(begin)
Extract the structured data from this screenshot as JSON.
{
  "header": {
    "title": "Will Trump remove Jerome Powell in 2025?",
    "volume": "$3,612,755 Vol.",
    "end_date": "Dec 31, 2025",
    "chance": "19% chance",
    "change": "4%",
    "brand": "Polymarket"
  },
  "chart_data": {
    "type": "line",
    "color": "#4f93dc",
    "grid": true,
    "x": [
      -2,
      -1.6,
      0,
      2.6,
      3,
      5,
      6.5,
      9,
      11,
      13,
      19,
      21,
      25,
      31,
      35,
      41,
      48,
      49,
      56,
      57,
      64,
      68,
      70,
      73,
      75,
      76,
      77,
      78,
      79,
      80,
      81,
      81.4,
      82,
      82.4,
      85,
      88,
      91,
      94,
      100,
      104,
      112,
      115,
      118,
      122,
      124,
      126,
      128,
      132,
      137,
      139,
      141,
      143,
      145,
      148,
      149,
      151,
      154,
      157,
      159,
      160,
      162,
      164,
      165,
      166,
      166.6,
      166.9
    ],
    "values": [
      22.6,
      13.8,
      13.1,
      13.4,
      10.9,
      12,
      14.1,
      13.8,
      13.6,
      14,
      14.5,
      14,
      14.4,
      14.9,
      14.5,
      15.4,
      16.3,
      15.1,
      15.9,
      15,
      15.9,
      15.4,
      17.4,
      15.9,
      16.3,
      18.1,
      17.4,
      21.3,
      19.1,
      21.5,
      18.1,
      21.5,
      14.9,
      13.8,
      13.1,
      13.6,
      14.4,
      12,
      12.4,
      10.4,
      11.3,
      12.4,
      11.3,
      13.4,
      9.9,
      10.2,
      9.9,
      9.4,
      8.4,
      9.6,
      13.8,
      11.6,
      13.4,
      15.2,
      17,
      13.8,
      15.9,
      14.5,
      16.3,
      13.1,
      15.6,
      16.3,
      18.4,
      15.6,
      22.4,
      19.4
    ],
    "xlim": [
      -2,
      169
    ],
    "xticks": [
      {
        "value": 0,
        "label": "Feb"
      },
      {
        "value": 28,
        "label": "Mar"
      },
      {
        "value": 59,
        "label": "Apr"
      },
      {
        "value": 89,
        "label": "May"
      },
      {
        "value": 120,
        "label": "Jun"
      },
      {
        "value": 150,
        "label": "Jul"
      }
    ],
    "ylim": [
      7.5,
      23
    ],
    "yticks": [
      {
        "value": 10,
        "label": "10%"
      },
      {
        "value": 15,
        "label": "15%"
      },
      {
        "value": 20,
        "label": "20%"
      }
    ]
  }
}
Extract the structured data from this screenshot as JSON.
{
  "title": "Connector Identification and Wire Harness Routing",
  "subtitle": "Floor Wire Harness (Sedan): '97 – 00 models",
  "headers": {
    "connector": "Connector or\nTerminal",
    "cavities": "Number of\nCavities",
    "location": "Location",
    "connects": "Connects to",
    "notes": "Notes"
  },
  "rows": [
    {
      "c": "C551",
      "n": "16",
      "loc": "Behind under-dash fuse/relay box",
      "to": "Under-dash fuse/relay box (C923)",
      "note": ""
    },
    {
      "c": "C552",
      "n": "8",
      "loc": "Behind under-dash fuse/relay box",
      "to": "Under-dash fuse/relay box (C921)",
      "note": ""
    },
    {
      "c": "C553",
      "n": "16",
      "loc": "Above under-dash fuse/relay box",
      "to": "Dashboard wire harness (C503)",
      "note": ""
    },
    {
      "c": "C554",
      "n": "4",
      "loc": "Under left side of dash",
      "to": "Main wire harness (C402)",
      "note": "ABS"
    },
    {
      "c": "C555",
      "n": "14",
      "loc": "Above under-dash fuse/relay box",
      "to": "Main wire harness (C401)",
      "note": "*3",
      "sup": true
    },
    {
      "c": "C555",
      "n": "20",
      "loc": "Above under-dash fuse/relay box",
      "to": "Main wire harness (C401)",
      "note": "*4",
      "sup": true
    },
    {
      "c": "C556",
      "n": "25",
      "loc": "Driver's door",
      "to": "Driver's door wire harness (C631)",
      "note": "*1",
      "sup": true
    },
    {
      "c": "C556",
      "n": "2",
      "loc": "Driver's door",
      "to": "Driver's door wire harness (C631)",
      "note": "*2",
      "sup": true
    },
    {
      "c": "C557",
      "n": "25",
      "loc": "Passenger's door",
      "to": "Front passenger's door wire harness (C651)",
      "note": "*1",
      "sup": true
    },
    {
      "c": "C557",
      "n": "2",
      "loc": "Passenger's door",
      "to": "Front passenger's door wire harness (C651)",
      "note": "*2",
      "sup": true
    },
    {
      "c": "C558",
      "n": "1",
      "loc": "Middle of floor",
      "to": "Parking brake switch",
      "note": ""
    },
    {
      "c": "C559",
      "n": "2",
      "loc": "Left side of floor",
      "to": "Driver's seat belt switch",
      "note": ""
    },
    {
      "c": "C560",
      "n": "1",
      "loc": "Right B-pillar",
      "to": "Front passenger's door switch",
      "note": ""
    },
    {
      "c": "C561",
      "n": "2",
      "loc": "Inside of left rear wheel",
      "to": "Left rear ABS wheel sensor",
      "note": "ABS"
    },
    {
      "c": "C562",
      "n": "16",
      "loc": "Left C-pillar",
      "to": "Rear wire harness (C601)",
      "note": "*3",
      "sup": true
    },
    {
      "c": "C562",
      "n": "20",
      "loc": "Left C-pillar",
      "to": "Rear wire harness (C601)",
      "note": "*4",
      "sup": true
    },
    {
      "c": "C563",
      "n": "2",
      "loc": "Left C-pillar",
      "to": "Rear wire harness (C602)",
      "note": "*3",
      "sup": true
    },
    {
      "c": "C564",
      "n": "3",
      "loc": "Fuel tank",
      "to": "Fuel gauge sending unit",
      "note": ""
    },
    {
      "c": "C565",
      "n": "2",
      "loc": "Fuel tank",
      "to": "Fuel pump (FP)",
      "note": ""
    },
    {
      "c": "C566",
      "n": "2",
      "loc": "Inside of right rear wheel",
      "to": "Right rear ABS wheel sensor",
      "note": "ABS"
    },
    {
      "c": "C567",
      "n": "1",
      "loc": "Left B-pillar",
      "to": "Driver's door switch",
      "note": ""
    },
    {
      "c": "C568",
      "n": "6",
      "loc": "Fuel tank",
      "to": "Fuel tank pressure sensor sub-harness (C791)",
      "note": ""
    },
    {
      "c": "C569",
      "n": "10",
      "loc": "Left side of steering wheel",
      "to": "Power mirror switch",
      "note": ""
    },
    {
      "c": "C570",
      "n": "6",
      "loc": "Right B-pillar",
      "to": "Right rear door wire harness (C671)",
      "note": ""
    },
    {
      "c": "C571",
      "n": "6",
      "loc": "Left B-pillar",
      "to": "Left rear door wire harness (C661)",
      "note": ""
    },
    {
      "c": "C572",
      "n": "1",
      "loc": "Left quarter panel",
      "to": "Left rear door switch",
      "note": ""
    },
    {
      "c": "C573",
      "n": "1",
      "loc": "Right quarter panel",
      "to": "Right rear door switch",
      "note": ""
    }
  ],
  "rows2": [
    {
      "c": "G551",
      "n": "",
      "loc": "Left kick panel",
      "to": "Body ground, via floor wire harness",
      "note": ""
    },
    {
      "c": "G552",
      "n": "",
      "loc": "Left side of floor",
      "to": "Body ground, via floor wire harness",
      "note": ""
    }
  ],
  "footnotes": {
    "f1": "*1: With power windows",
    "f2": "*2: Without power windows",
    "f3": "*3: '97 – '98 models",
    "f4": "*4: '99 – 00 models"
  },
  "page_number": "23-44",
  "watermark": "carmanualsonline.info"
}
(end)
WHAT YOU ARE ASKED TO DO. Can you restate every record above word for word?

REPLY.
Extract the structured data from this screenshot as JSON.
{
  "header": {
    "title": "Will Trump remove Jerome Powell in 2025?",
    "volume": "$3,612,755 Vol.",
    "end_date": "Dec 31, 2025",
    "chance": "19% chance",
    "change": "4%",
    "brand": "Polymarket"
  },
  "chart_data": {
    "type": "line",
    "color": "#4f93dc",
    "grid": true,
    "x": [
      -2,
      -1.6,
      0,
      2.6,
      3,
      5,
      6.5,
      9,
      11,
      13,
      19,
      21,
      25,
      31,
      35,
      41,
      48,
      49,
      56,
      57,
      64,
      68,
      70,
      73,
      75,
      76,
      77,
      78,
      79,
      80,
      81,
      81.4,
      82,
      82.4,
      85,
      88,
      91,
      94,
      100,
      104,
      112,
      115,
      118,
      122,
      124,
      126,
      128,
      132,
      137,
      139,
      141,
      143,
      145,
      148,
      149,
      151,
      154,
      157,
      159,
      160,
      162,
      164,
      165,
      166,
      166.6,
      166.9
    ],
    "values": [
      22.6,
      13.8,
      13.1,
      13.4,
      10.9,
      12,
      14.1,
      13.8,
      13.6,
      14,
      14.5,
      14,
      14.4,
      14.9,
      14.5,
      15.4,
      16.3,
      15.1,
      15.9,
      15,
      15.9,
      15.4,
      17.4,
      15.9,
      16.3,
      18.1,
      17.4,
      21.3,
      19.1,
      21.5,
      18.1,
      21.5,
      14.9,
      13.8,
      13.1,
      13.6,
      14.4,
      12,
      12.4,
      10.4,
      11.3,
      12.4,
      11.3,
      13.4,
      9.9,
      10.2,
      9.9,
      9.4,
      8.4,
      9.6,
      13.8,
      11.6,
      13.4,
      15.2,
      17,
      13.8,
      15.9,
      14.5,
      16.3,
      13.1,
      15.6,
      16.3,
      18.4,
      15.6,
      22.4,
      19.4
    ],
    "xlim": [
      -2,
      169
    ],
    "xticks": [
      {
        "value": 0,
        "label": "Feb"
      },
      {
        "value": 28,
        "label": "Mar"
      },
      {
        "value": 59,
        "label": "Apr"
      },
      {
        "value": 89,
        "label": "May"
      },
      {
        "value": 120,
        "label": "Jun"
      },
      {
        "value": 150,
        "label": "Jul"
      }
    ],
    "ylim": [
      7.5,
      23
    ],
    "yticks": [
      {
        "value": 10,
        "label": "10%"
      },
      {
        "value": 15,
        "label": "15%"
      },
      {
        "value": 20,
        "label": "20%"
      }
    ]
  }
}
Extract the structured data from this screenshot as JSON.
{
  "title": "Connector Identification and Wire Harness Routing",
  "subtitle": "Floor Wire Harness (Sedan): '97 – 00 models",
  "headers": {
    "connector": "Connector or\nTerminal",
    "cavities": "Number of\nCavities",
    "location": "Location",
    "connects": "Connects to",
    "notes": "Notes"
  },
  "rows": [
    {
      "c": "C551",
      "n": "16",
      "loc": "Behind under-dash fuse/relay box",
      "to": "Under-dash fuse/relay box (C923)",
      "note": ""
    },
    {
      "c": "C552",
      "n": "8",
      "loc": "Behind under-dash fuse/relay box",
      "to": "Under-dash fuse/relay box (C921)",
      "note": ""
    },
    {
      "c": "C553",
      "n": "16",
      "loc": "Above under-dash fuse/relay box",
      "to": "Dashboard wire harness (C503)",
      "note": ""
    },
    {
      "c": "C554",
      "n": "4",
      "loc": "Under left side of dash",
      "to": "Main wire harness (C402)",
      "note": "ABS"
    },
    {
      "c": "C555",
      "n": "14",
      "loc": "Above under-dash fuse/relay box",
      "to": "Main wire harness (C401)",
      "note": "*3",
      "sup": true
    },
    {
      "c": "C555",
      "n": "20",
      "loc": "Above under-dash fuse/relay box",
      "to": "Main wire harness (C401)",
      "note": "*4",
      "sup": true
    },
    {
      "c": "C556",
      "n": "25",
      "loc": "Driver's door",
      "to": "Driver's door wire harness (C631)",
      "note": "*1",
      "sup": true
    },
    {
      "c": "C556",
      "n": "2",
      "loc": "Driver's door",
      "to": "Driver's door wire harness (C631)",
      "note": "*2",
      "sup": true
    },
    {
      "c": "C557",
      "n": "25",
      "loc": "Passenger's door",
      "to": "Front passenger's door wire harness (C651)",
      "note": "*1",
      "sup": true
    },
    {
      "c": "C557",
      "n": "2",
      "loc": "Passenger's door",
      "to": "Front passenger's door wire harness (C651)",
      "note": "*2",
      "sup": true
    },
    {
      "c": "C558",
      "n": "1",
      "loc": "Middle of floor",
      "to": "Parking brake switch",
      "note": ""
    },
    {
      "c": "C559",
      "n": "2",
      "loc": "Left side of floor",
      "to": "Driver's seat belt switch",
      "note": ""
    },
    {
      "c": "C560",
      "n": "1",
      "loc": "Right B-pillar",
      "to": "Front passenger's door switch",
      "note": ""
    },
    {
      "c": "C561",
      "n": "2",
      "loc": "Inside of left rear wheel",
      "to": "Left rear ABS wheel sensor",
      "note": "ABS"
    },
    {
      "c": "C562",
      "n": "16",
      "loc": "Left C-pillar",
      "to": "Rear wire harness (C601)",
      "note": "*3",
      "sup": true
    },
    {
      "c": "C562",
      "n": "20",
      "loc": "Left C-pillar",
      "to": "Rear wire harness (C601)",
      "note": "*4",
      "sup": true
    },
    {
      "c": "C563",
      "n": "2",
      "loc": "Left C-pillar",
      "to": "Rear wire harness (C602)",
      "note": "*3",
      "sup": true
    },
    {
      "c": "C564",
      "n": "3",
      "loc": "Fuel tank",
      "to": "Fuel gauge sending unit",
      "note": ""
    },
    {
      "c": "C565",
      "n": "2",
      "loc": "Fuel tank",
      "to": "Fuel pump (FP)",
      "note": ""
    },
    {
      "c": "C566",
      "n": "2",
      "loc": "Inside of right rear wheel",
      "to": "Right rear ABS wheel sensor",
      "note": "ABS"
    },
    {
      "c": "C567",
      "n": "1",
      "loc": "Left B-pillar",
      "to": "Driver's door switch",
      "note": ""
    },
    {
      "c": "C568",
      "n": "6",
      "loc": "Fuel tank",
      "to": "Fuel tank pressure sensor sub-harness (C791)",
      "note": ""
    },
    {
      "c": "C569",
      "n": "10",
      "loc": "Left side of steering wheel",
      "to": "Power mirror switch",
      "note": ""
    },
    {
      "c": "C570",
      "n": "6",
      "loc": "Right B-pillar",
      "to": "Right rear door wire harness (C671)",
      "note": ""
    },
    {
      "c": "C571",
      "n": "6",
      "loc": "Left B-pillar",
      "to": "Left rear door wire harness (C661)",
      "note": ""
    },
    {
      "c": "C572",
      "n": "1",
      "loc": "Left quarter panel",
      "to": "Left rear door switch",
      "note": ""
    },
    {
      "c": "C573",
      "n": "1",
      "loc": "Right quarter panel",
      "to": "Right rear door switch",
      "note": ""
    }
  ],
  "rows2": [
    {
      "c": "G551",
      "n": "",
      "loc": "Left kick panel",
      "to": "Body ground, via floor wire harness",
      "note": ""
    },
    {
      "c": "G552",
      "n": "",
      "loc": "Left side of floor",
      "to": "Body ground, via floor wire harness",
      "note": ""
    }
  ],
  "footnotes": {
    "f1": "*1: With power windows",
    "f2": "*2: Without power windows",
    "f3": "*3: '97 – '98 models",
    "f4": "*4: '99 – 00 models"
  },
  "page_number": "23-44",
  "watermark": "carmanualsonline.info"
}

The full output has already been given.